#### [WRITTEN REQUEST]
For the listing below, give the number of lines in which "text" occurs. Add nothing.
BEGIN TASK DATA
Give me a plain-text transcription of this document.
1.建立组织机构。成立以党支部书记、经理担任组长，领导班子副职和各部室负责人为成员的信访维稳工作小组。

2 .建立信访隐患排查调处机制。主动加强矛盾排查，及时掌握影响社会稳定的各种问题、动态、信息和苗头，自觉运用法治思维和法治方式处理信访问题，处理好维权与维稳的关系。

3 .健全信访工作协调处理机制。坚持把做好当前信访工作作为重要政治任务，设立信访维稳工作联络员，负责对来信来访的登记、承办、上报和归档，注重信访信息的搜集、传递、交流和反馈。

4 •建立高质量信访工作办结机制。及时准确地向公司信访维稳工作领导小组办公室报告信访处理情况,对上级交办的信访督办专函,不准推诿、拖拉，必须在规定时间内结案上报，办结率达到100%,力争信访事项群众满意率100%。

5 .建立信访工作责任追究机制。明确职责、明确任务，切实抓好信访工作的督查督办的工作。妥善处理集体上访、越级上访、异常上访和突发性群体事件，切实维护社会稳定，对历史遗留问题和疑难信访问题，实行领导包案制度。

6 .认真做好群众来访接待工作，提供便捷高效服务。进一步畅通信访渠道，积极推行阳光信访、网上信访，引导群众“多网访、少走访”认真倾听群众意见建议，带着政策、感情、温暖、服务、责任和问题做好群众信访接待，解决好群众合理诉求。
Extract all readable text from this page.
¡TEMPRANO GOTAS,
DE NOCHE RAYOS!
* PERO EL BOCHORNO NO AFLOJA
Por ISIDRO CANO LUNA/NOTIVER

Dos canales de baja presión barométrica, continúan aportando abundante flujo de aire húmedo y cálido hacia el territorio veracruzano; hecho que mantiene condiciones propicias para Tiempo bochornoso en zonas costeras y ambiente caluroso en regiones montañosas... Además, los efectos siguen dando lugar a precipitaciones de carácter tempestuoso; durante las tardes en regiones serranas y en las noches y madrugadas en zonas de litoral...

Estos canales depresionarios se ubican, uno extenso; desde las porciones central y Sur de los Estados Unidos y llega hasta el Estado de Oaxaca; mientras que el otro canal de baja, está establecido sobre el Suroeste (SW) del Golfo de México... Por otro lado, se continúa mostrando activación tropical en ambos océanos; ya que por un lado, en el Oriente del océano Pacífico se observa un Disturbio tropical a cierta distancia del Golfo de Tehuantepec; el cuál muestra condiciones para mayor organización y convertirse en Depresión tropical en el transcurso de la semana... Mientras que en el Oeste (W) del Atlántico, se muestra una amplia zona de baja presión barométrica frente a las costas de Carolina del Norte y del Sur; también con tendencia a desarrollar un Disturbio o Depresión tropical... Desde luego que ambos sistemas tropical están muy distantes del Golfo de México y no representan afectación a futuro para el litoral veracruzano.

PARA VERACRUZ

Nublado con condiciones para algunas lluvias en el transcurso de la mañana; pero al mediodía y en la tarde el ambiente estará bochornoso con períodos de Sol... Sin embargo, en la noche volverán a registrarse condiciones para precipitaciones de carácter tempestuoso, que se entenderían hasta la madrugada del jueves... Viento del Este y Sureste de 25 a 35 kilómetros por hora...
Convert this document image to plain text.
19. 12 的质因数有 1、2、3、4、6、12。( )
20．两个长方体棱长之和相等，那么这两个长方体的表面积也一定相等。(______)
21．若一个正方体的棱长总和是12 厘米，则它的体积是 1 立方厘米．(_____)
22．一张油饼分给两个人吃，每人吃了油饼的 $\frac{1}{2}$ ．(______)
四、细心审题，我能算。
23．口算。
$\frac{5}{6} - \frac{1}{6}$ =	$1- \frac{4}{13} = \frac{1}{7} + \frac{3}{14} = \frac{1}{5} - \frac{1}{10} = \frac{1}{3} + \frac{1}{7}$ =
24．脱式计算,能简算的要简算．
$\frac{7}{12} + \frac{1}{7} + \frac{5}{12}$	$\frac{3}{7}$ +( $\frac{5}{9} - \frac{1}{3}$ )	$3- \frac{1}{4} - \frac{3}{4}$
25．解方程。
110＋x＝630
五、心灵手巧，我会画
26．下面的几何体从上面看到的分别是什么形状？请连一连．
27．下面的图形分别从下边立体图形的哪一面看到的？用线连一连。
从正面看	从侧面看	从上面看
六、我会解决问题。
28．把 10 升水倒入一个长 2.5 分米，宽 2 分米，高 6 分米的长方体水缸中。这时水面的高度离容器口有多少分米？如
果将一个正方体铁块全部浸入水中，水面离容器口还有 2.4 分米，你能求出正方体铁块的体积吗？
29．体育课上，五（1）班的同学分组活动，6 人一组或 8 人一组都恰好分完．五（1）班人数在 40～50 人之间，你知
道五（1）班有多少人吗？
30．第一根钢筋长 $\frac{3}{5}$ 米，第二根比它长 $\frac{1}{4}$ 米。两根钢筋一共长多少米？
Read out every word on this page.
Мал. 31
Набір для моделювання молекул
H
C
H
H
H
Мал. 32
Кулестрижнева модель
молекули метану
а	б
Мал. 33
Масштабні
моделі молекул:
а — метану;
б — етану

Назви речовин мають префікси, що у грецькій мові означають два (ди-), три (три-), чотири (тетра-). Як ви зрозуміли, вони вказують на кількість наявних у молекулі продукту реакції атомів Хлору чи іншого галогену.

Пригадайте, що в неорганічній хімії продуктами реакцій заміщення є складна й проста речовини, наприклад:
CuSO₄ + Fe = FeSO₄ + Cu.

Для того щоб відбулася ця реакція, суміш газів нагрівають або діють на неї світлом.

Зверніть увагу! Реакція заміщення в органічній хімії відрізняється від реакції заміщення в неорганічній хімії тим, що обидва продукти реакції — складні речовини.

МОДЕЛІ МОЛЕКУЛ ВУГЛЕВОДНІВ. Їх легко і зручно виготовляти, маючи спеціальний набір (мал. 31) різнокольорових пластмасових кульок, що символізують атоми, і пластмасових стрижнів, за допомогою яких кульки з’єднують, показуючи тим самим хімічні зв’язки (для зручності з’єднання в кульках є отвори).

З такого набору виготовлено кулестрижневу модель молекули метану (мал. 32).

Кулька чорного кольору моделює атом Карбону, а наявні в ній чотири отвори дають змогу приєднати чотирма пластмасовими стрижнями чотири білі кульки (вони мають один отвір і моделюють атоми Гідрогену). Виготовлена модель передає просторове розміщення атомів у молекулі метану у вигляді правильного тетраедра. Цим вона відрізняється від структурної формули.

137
END TASK DATA
#### [FINAL RESULT]
3